Extracted records:
──────────────────────────────

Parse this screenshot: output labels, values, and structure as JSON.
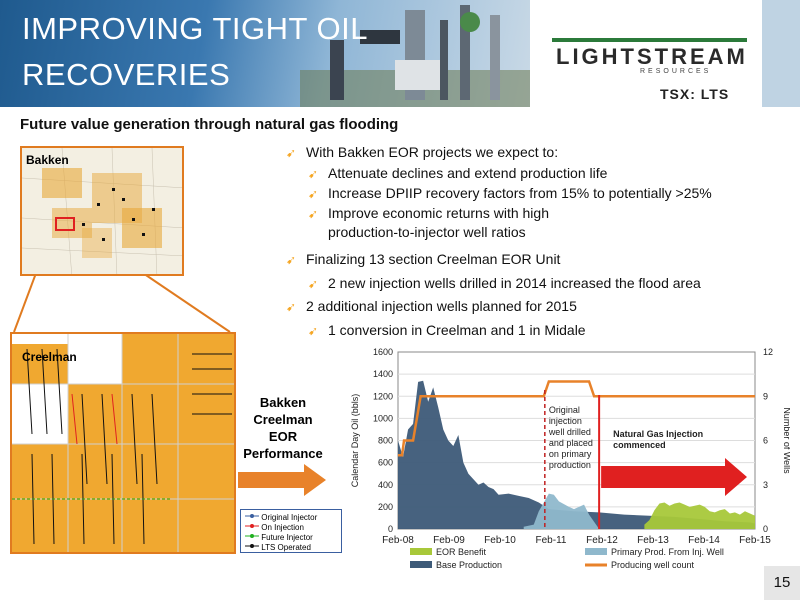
{
  "header": {
    "title_line1": "IMPROVING TIGHT OIL",
    "title_line2": "RECOVERIES",
    "logo_text": "LIGHTSTREAM",
    "logo_sub": "RESOURCES",
    "ticker": "TSX: LTS"
  },
  "subtitle": "Future value generation through natural gas flooding",
  "bullets": [
    {
      "level": 1,
      "text": "With Bakken EOR projects we expect to:"
    },
    {
      "level": 2,
      "text": "Attenuate declines and extend production life"
    },
    {
      "level": 2,
      "text": "Increase DPIIP recovery factors from 15% to potentially >25%"
    },
    {
      "level": 2,
      "text": "Improve economic returns with high"
    },
    {
      "level": 3,
      "text": "production-to-injector well ratios"
    },
    {
      "level": 1,
      "text": "Finalizing 13 section Creelman EOR Unit"
    },
    {
      "level": 2,
      "text": "2 new injection wells drilled in 2014 increased the flood area"
    },
    {
      "level": 1,
      "text": "2 additional injection wells planned for 2015"
    },
    {
      "level": 2,
      "text": "1 conversion in Creelman and 1 in Midale"
    }
  ],
  "maps": {
    "bakken_label": "Bakken",
    "creelman_label": "Creelman",
    "legend": [
      {
        "label": "Original Injector",
        "color": "#3a5fa0"
      },
      {
        "label": "On Injection",
        "color": "#e02020"
      },
      {
        "label": "Future Injector",
        "color": "#20b020"
      },
      {
        "label": "LTS Operated",
        "color": "#111111"
      }
    ]
  },
  "perf_label": {
    "l1": "Bakken",
    "l2": "Creelman",
    "l3": "EOR",
    "l4": "Performance"
  },
  "chart_data": {
    "type": "area",
    "x_labels": [
      "Feb-08",
      "Feb-09",
      "Feb-10",
      "Feb-11",
      "Feb-12",
      "Feb-13",
      "Feb-14",
      "Feb-15"
    ],
    "ylabel": "Calendar Day Oil (bbls)",
    "y2label": "Number of Wells",
    "ylim": [
      0,
      1600
    ],
    "y_ticks": [
      "0",
      "200",
      "400",
      "600",
      "800",
      "1000",
      "1200",
      "1400",
      "1600"
    ],
    "y2lim": [
      0,
      12
    ],
    "y2_ticks": [
      "0",
      "3",
      "6",
      "9",
      "12"
    ],
    "series": [
      {
        "name": "EOR Benefit",
        "color": "#a8c83a",
        "x": [
          2012.9,
          2013.0,
          2013.1,
          2013.2,
          2013.3,
          2013.4,
          2013.5,
          2013.6,
          2013.7,
          2013.8,
          2013.9,
          2014.0,
          2014.1,
          2014.2,
          2014.3,
          2014.4,
          2014.5,
          2014.6,
          2014.7,
          2014.8,
          2014.9,
          2015.0,
          2015.1
        ],
        "values": [
          40,
          80,
          170,
          230,
          240,
          210,
          230,
          240,
          220,
          200,
          210,
          220,
          200,
          160,
          150,
          170,
          180,
          140,
          150,
          130,
          160,
          140,
          120
        ]
      },
      {
        "name": "Primary Prod. From Inj. Well",
        "color": "#8fb8cc",
        "x": [
          2010.5,
          2010.7,
          2010.8,
          2011.0,
          2011.1,
          2011.2,
          2011.4,
          2011.5,
          2011.6,
          2011.7,
          2011.8,
          2012.0
        ],
        "values": [
          20,
          40,
          160,
          320,
          310,
          250,
          200,
          180,
          200,
          220,
          130,
          0
        ]
      },
      {
        "name": "Base Production",
        "color": "#3d5a78",
        "x": [
          2008.0,
          2008.1,
          2008.2,
          2008.3,
          2008.4,
          2008.5,
          2008.6,
          2008.7,
          2008.8,
          2008.9,
          2009.0,
          2009.1,
          2009.2,
          2009.3,
          2009.4,
          2009.5,
          2009.6,
          2009.7,
          2009.8,
          2009.9,
          2010.0,
          2010.2,
          2010.4,
          2010.6,
          2010.8,
          2011.0,
          2011.5,
          2012.0,
          2012.5,
          2013.0,
          2013.5,
          2014.0,
          2014.5,
          2015.0,
          2015.1
        ],
        "values": [
          800,
          650,
          900,
          950,
          1330,
          1340,
          1150,
          1280,
          1100,
          900,
          800,
          750,
          850,
          600,
          500,
          450,
          400,
          420,
          380,
          360,
          310,
          320,
          300,
          280,
          240,
          180,
          160,
          150,
          130,
          120,
          110,
          90,
          70,
          60,
          50
        ]
      },
      {
        "name": "Producing well count",
        "color": "#e8822a",
        "axis": "y2",
        "x": [
          2008.0,
          2008.08,
          2008.12,
          2008.3,
          2008.45,
          2010.9,
          2011.0,
          2011.8,
          2011.9,
          2015.1
        ],
        "values": [
          5,
          5,
          6,
          6,
          9,
          9,
          10,
          10,
          9,
          9
        ]
      }
    ],
    "annotations": [
      {
        "text": [
          "Original",
          "injection",
          "well drilled",
          "and placed",
          "on primary",
          "production"
        ],
        "x": 2010.92
      },
      {
        "text": [
          "Natural Gas Injection",
          "commenced"
        ],
        "x": 2012.0
      }
    ]
  },
  "page_number": "15"
}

──────────────────────────────

▶ **YOUR TASK**
Pictures in the records must not appear in the copy; transcribe everything else precisely.

▶ **RESPONSE**
Parse this screenshot: output labels, values, and structure as JSON.
{
  "header": {
    "title_line1": "IMPROVING TIGHT OIL",
    "title_line2": "RECOVERIES",
    "logo_text": "LIGHTSTREAM",
    "logo_sub": "RESOURCES",
    "ticker": "TSX: LTS"
  },
  "subtitle": "Future value generation through natural gas flooding",
  "bullets": [
    {
      "level": 1,
      "text": "With Bakken EOR projects we expect to:"
    },
    {
      "level": 2,
      "text": "Attenuate declines and extend production life"
    },
    {
      "level": 2,
      "text": "Increase DPIIP recovery factors from 15% to potentially >25%"
    },
    {
      "level": 2,
      "text": "Improve economic returns with high"
    },
    {
      "level": 3,
      "text": "production-to-injector well ratios"
    },
    {
      "level": 1,
      "text": "Finalizing 13 section Creelman EOR Unit"
    },
    {
      "level": 2,
      "text": "2 new injection wells drilled in 2014 increased the flood area"
    },
    {
      "level": 1,
      "text": "2 additional injection wells planned for 2015"
    },
    {
      "level": 2,
      "text": "1 conversion in Creelman and 1 in Midale"
    }
  ],
  "maps": {
    "bakken_label": "Bakken",
    "creelman_label": "Creelman",
    "legend": [
      {
        "label": "Original Injector",
        "color": "#3a5fa0"
      },
      {
        "label": "On Injection",
        "color": "#e02020"
      },
      {
        "label": "Future Injector",
        "color": "#20b020"
      },
      {
        "label": "LTS Operated",
        "color": "#111111"
      }
    ]
  },
  "perf_label": {
    "l1": "Bakken",
    "l2": "Creelman",
    "l3": "EOR",
    "l4": "Performance"
  },
  "chart_data": {
    "type": "area",
    "x_labels": [
      "Feb-08",
      "Feb-09",
      "Feb-10",
      "Feb-11",
      "Feb-12",
      "Feb-13",
      "Feb-14",
      "Feb-15"
    ],
    "ylabel": "Calendar Day Oil (bbls)",
    "y2label": "Number of Wells",
    "ylim": [
      0,
      1600
    ],
    "y_ticks": [
      "0",
      "200",
      "400",
      "600",
      "800",
      "1000",
      "1200",
      "1400",
      "1600"
    ],
    "y2lim": [
      0,
      12
    ],
    "y2_ticks": [
      "0",
      "3",
      "6",
      "9",
      "12"
    ],
    "series": [
      {
        "name": "EOR Benefit",
        "color": "#a8c83a",
        "x": [
          2012.9,
          2013.0,
          2013.1,
          2013.2,
          2013.3,
          2013.4,
          2013.5,
          2013.6,
          2013.7,
          2013.8,
          2013.9,
          2014.0,
          2014.1,
          2014.2,
          2014.3,
          2014.4,
          2014.5,
          2014.6,
          2014.7,
          2014.8,
          2014.9,
          2015.0,
          2015.1
        ],
        "values": [
          40,
          80,
          170,
          230,
          240,
          210,
          230,
          240,
          220,
          200,
          210,
          220,
          200,
          160,
          150,
          170,
          180,
          140,
          150,
          130,
          160,
          140,
          120
        ]
      },
      {
        "name": "Primary Prod. From Inj. Well",
        "color": "#8fb8cc",
        "x": [
          2010.5,
          2010.7,
          2010.8,
          2011.0,
          2011.1,
          2011.2,
          2011.4,
          2011.5,
          2011.6,
          2011.7,
          2011.8,
          2012.0
        ],
        "values": [
          20,
          40,
          160,
          320,
          310,
          250,
          200,
          180,
          200,
          220,
          130,
          0
        ]
      },
      {
        "name": "Base Production",
        "color": "#3d5a78",
        "x": [
          2008.0,
          2008.1,
          2008.2,
          2008.3,
          2008.4,
          2008.5,
          2008.6,
          2008.7,
          2008.8,
          2008.9,
          2009.0,
          2009.1,
          2009.2,
          2009.3,
          2009.4,
          2009.5,
          2009.6,
          2009.7,
          2009.8,
          2009.9,
          2010.0,
          2010.2,
          2010.4,
          2010.6,
          2010.8,
          2011.0,
          2011.5,
          2012.0,
          2012.5,
          2013.0,
          2013.5,
          2014.0,
          2014.5,
          2015.0,
          2015.1
        ],
        "values": [
          800,
          650,
          900,
          950,
          1330,
          1340,
          1150,
          1280,
          1100,
          900,
          800,
          750,
          850,
          600,
          500,
          450,
          400,
          420,
          380,
          360,
          310,
          320,
          300,
          280,
          240,
          180,
          160,
          150,
          130,
          120,
          110,
          90,
          70,
          60,
          50
        ]
      },
      {
        "name": "Producing well count",
        "color": "#e8822a",
        "axis": "y2",
        "x": [
          2008.0,
          2008.08,
          2008.12,
          2008.3,
          2008.45,
          2010.9,
          2011.0,
          2011.8,
          2011.9,
          2015.1
        ],
        "values": [
          5,
          5,
          6,
          6,
          9,
          9,
          10,
          10,
          9,
          9
        ]
      }
    ],
    "annotations": [
      {
        "text": [
          "Original",
          "injection",
          "well drilled",
          "and placed",
          "on primary",
          "production"
        ],
        "x": 2010.92
      },
      {
        "text": [
          "Natural Gas Injection",
          "commenced"
        ],
        "x": 2012.0
      }
    ]
  },
  "page_number": "15"
}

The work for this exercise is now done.